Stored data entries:
● ● ●

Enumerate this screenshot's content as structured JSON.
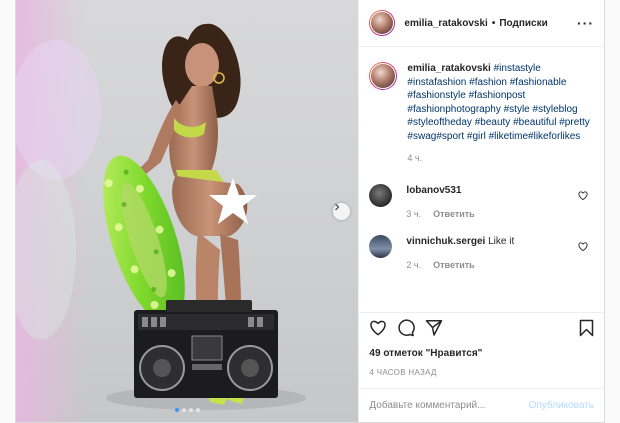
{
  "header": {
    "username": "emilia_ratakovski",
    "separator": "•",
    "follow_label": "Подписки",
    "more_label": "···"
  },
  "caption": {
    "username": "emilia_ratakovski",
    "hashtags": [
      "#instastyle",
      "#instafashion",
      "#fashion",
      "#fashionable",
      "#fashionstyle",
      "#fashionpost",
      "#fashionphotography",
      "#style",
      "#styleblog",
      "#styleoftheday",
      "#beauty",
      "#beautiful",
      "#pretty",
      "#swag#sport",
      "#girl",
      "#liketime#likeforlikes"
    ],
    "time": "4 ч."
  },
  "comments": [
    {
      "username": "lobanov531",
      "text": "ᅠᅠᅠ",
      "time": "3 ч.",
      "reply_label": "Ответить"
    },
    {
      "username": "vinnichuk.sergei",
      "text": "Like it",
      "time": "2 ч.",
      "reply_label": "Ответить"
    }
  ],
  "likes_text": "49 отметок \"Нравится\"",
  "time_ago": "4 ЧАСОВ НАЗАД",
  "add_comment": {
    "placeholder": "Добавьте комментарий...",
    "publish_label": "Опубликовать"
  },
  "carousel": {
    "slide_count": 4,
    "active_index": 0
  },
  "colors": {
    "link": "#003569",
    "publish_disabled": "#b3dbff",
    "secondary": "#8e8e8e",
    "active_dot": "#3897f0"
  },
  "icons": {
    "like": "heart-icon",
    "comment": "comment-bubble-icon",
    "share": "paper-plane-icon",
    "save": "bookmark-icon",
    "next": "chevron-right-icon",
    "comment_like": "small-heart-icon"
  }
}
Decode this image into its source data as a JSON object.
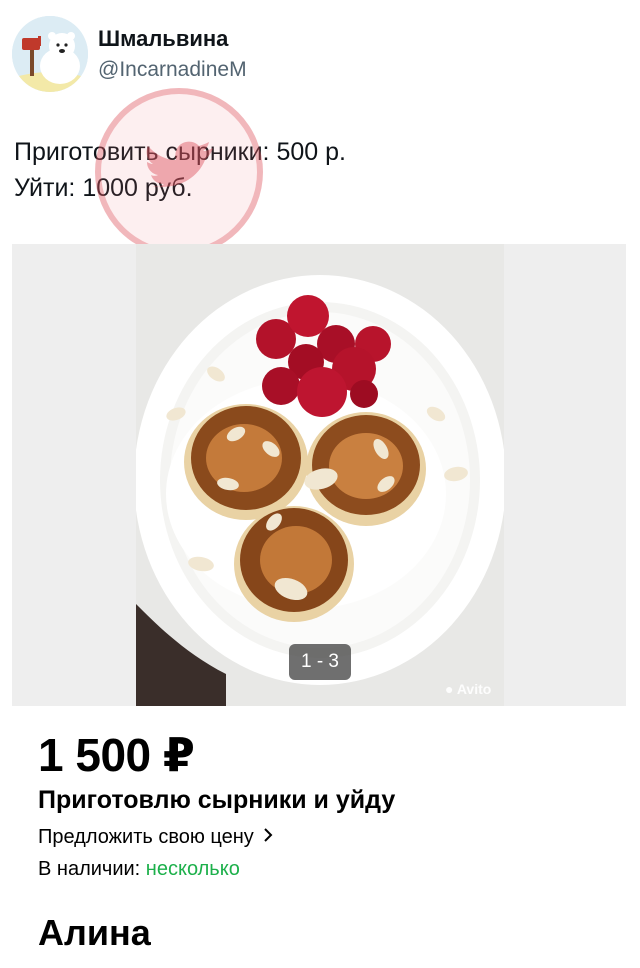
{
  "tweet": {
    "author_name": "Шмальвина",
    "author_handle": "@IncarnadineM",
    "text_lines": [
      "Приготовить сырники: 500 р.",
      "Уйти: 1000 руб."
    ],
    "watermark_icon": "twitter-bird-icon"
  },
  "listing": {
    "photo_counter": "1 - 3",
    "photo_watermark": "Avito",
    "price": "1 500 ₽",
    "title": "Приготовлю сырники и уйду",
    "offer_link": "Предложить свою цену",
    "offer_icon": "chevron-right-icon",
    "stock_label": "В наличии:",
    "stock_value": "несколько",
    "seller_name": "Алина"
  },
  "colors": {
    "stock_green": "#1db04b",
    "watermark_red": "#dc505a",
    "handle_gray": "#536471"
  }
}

● ● ●

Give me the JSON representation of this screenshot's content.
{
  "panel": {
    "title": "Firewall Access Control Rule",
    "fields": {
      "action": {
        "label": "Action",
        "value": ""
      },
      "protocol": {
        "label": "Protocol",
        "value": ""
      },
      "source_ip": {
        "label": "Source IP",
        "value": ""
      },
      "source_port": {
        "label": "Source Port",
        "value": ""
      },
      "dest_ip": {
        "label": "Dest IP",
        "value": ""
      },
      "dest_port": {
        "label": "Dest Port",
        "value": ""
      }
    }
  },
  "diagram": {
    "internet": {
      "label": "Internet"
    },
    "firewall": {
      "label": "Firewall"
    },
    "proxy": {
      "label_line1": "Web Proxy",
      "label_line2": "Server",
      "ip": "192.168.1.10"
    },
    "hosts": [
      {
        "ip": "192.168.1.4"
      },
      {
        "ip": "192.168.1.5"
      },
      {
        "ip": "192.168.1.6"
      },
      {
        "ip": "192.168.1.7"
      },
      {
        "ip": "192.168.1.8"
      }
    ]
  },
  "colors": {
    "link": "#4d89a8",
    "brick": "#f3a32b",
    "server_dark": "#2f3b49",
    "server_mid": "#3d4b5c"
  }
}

● ● ●

> **What you should do**
Looking at the data above, show all lines where the word "username" occurs.

> **Answer in full**
    "username": "emilia_ratakovski",
    "username": "emilia_ratakovski",
      "username": "lobanov531",
      "username": "vinnichuk.sergei",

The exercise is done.